-- Start of Entries shown --

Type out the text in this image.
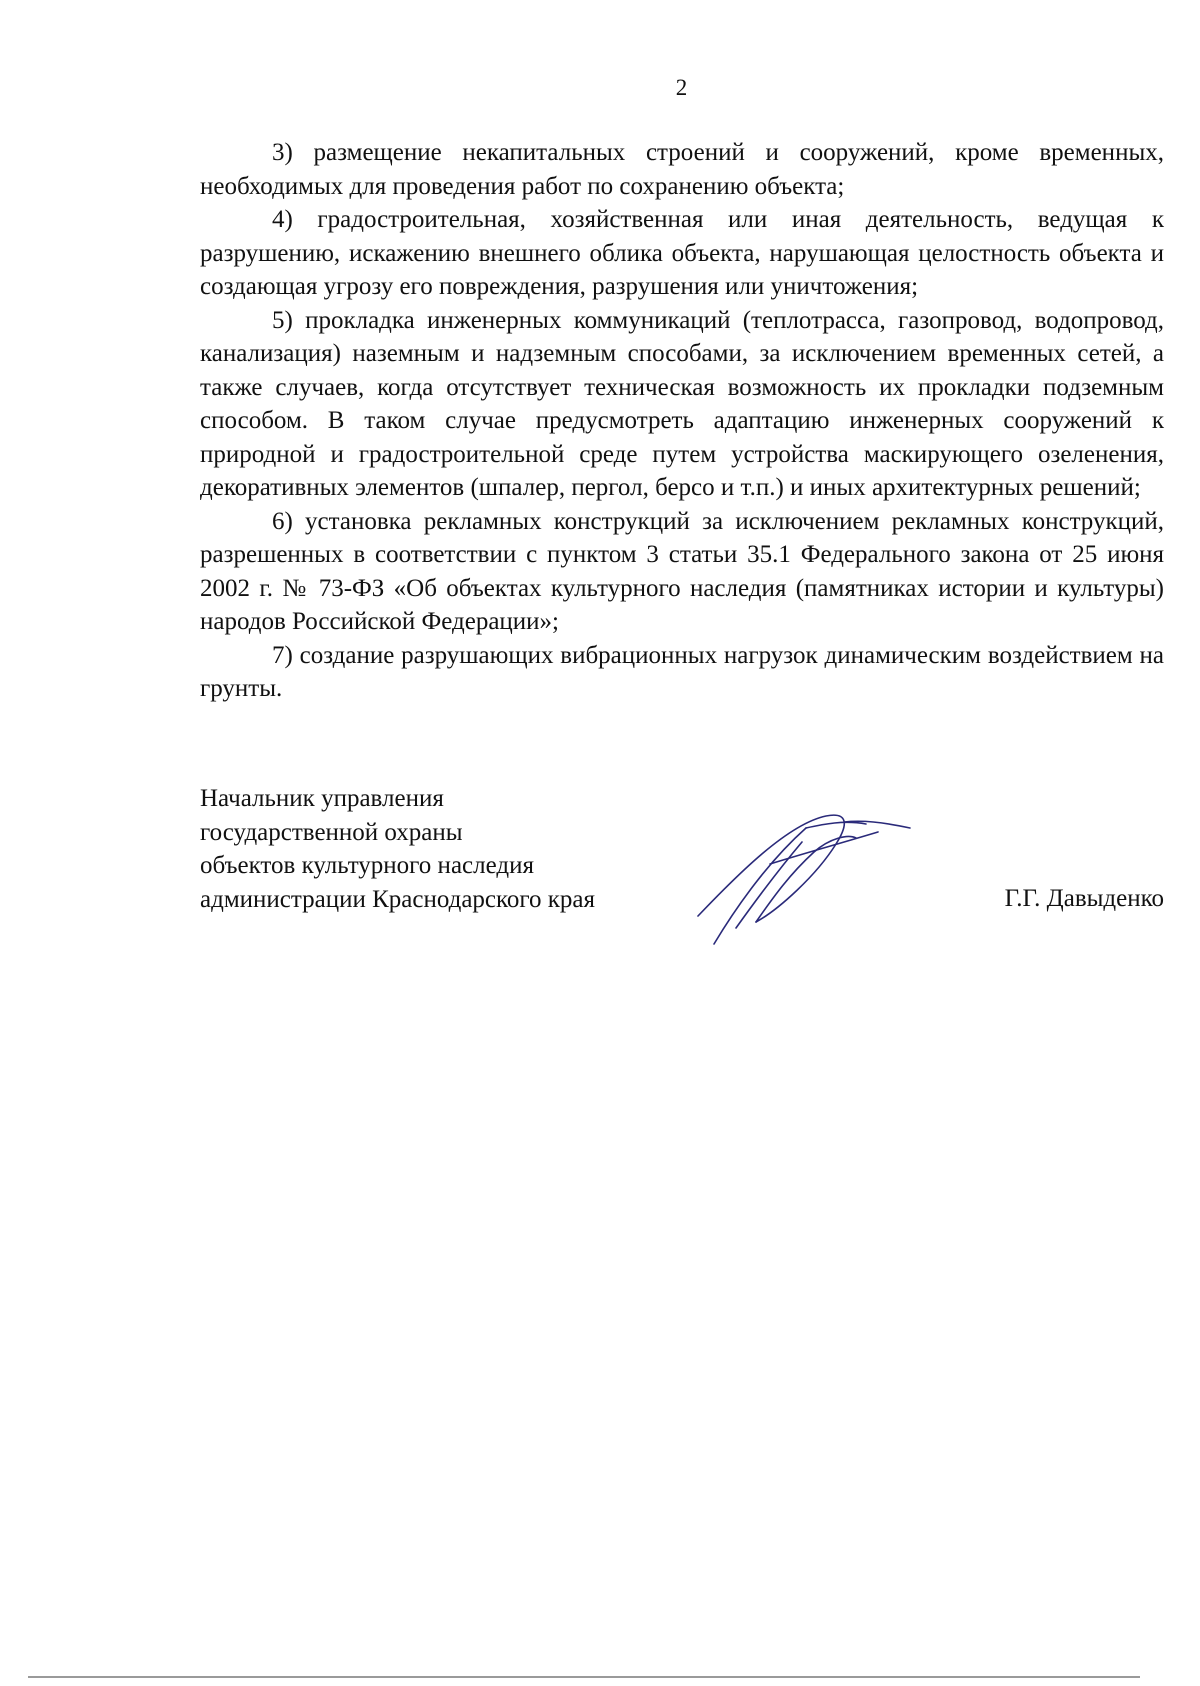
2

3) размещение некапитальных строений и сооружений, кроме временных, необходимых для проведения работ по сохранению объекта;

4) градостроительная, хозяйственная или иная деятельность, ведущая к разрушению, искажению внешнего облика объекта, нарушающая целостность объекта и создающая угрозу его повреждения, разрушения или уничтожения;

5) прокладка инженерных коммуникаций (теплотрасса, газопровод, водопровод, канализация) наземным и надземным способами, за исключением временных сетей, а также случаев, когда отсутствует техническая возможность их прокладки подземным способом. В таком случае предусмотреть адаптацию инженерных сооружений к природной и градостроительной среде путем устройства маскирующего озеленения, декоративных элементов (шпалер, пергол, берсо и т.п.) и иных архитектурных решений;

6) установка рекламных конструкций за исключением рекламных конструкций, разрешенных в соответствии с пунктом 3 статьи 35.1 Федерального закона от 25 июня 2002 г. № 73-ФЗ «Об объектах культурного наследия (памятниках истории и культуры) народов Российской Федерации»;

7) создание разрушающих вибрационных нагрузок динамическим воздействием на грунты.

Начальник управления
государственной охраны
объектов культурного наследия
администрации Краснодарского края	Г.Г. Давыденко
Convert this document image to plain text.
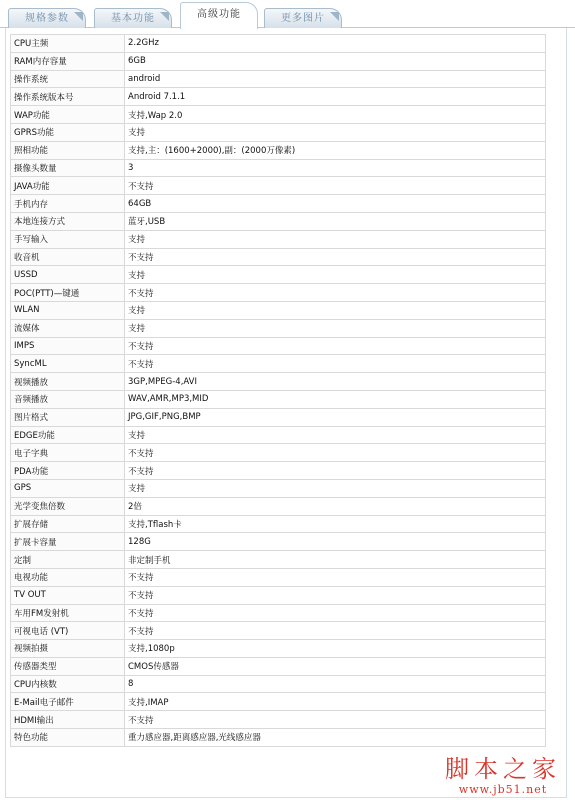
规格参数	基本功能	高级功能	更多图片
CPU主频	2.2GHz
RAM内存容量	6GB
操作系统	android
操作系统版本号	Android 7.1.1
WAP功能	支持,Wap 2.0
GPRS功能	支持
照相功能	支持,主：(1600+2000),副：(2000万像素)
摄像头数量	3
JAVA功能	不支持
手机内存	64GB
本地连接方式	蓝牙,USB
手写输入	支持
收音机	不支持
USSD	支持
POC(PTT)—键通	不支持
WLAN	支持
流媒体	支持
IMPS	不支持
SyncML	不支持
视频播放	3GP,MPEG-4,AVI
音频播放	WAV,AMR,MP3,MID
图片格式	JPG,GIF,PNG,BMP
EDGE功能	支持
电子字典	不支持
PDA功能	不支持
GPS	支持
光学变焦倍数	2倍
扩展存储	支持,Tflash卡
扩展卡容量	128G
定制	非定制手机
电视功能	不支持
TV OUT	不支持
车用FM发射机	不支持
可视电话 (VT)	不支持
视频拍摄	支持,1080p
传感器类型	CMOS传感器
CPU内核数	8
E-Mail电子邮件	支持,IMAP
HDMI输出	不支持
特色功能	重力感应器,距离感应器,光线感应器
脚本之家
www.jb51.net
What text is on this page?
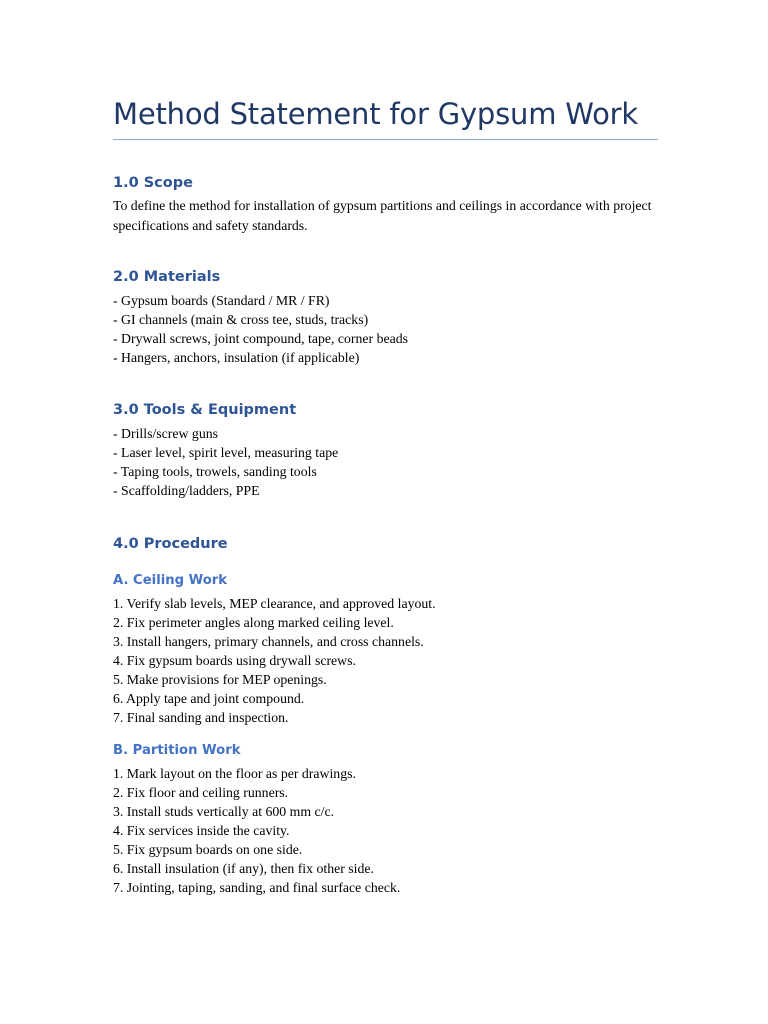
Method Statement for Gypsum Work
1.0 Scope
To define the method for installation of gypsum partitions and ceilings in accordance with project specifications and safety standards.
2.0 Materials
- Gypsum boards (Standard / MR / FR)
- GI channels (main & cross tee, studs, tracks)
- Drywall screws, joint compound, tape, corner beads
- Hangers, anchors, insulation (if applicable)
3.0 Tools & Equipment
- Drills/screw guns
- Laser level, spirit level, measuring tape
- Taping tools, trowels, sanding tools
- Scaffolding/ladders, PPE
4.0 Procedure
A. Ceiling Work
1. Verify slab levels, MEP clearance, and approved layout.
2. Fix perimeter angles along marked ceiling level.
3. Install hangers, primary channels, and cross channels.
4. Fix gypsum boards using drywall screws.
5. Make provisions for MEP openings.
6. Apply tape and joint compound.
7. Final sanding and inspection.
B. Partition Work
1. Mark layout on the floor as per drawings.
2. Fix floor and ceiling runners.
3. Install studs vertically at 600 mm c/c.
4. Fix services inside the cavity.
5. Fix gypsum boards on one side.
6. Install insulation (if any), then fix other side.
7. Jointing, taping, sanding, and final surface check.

-- End of Entries shown --

— Problem requirements —
Please write out all of the material above without changing a word, and omit any pictures.

— Response —
Type out the text in this image.
2

3) размещение некапитальных строений и сооружений, кроме временных, необходимых для проведения работ по сохранению объекта;

4) градостроительная, хозяйственная или иная деятельность, ведущая к разрушению, искажению внешнего облика объекта, нарушающая целостность объекта и создающая угрозу его повреждения, разрушения или уничтожения;

5) прокладка инженерных коммуникаций (теплотрасса, газопровод, водопровод, канализация) наземным и надземным способами, за исключением временных сетей, а также случаев, когда отсутствует техническая возможность их прокладки подземным способом. В таком случае предусмотреть адаптацию инженерных сооружений к природной и градостроительной среде путем устройства маскирующего озеленения, декоративных элементов (шпалер, пергол, берсо и т.п.) и иных архитектурных решений;

6) установка рекламных конструкций за исключением рекламных конструкций, разрешенных в соответствии с пунктом 3 статьи 35.1 Федерального закона от 25 июня 2002 г. № 73-ФЗ «Об объектах культурного наследия (памятниках истории и культуры) народов Российской Федерации»;

7) создание разрушающих вибрационных нагрузок динамическим воздействием на грунты.

Начальник управления
государственной охраны
объектов культурного наследия
администрации Краснодарского края	Г.Г. Давыденко
Convert this document image to plain text.
规格参数	基本功能	高级功能	更多图片
CPU主频	2.2GHz
RAM内存容量	6GB
操作系统	android
操作系统版本号	Android 7.1.1
WAP功能	支持,Wap 2.0
GPRS功能	支持
照相功能	支持,主：(1600+2000),副：(2000万像素)
摄像头数量	3
JAVA功能	不支持
手机内存	64GB
本地连接方式	蓝牙,USB
手写输入	支持
收音机	不支持
USSD	支持
POC(PTT)—键通	不支持
WLAN	支持
流媒体	支持
IMPS	不支持
SyncML	不支持
视频播放	3GP,MPEG-4,AVI
音频播放	WAV,AMR,MP3,MID
图片格式	JPG,GIF,PNG,BMP
EDGE功能	支持
电子字典	不支持
PDA功能	不支持
GPS	支持
光学变焦倍数	2倍
扩展存储	支持,Tflash卡
扩展卡容量	128G
定制	非定制手机
电视功能	不支持
TV OUT	不支持
车用FM发射机	不支持
可视电话 (VT)	不支持
视频拍摄	支持,1080p
传感器类型	CMOS传感器
CPU内核数	8
E-Mail电子邮件	支持,IMAP
HDMI输出	不支持
特色功能	重力感应器,距离感应器,光线感应器
脚本之家
www.jb51.net
What text is on this page?
Method Statement for Gypsum Work
1.0 Scope
To define the method for installation of gypsum partitions and ceilings in accordance with project specifications and safety standards.
2.0 Materials
- Gypsum boards (Standard / MR / FR)
- GI channels (main & cross tee, studs, tracks)
- Drywall screws, joint compound, tape, corner beads
- Hangers, anchors, insulation (if applicable)
3.0 Tools & Equipment
- Drills/screw guns
- Laser level, spirit level, measuring tape
- Taping tools, trowels, sanding tools
- Scaffolding/ladders, PPE
4.0 Procedure
A. Ceiling Work
1. Verify slab levels, MEP clearance, and approved layout.
2. Fix perimeter angles along marked ceiling level.
3. Install hangers, primary channels, and cross channels.
4. Fix gypsum boards using drywall screws.
5. Make provisions for MEP openings.
6. Apply tape and joint compound.
7. Final sanding and inspection.
B. Partition Work
1. Mark layout on the floor as per drawings.
2. Fix floor and ceiling runners.
3. Install studs vertically at 600 mm c/c.
4. Fix services inside the cavity.
5. Fix gypsum boards on one side.
6. Install insulation (if any), then fix other side.
7. Jointing, taping, sanding, and final surface check.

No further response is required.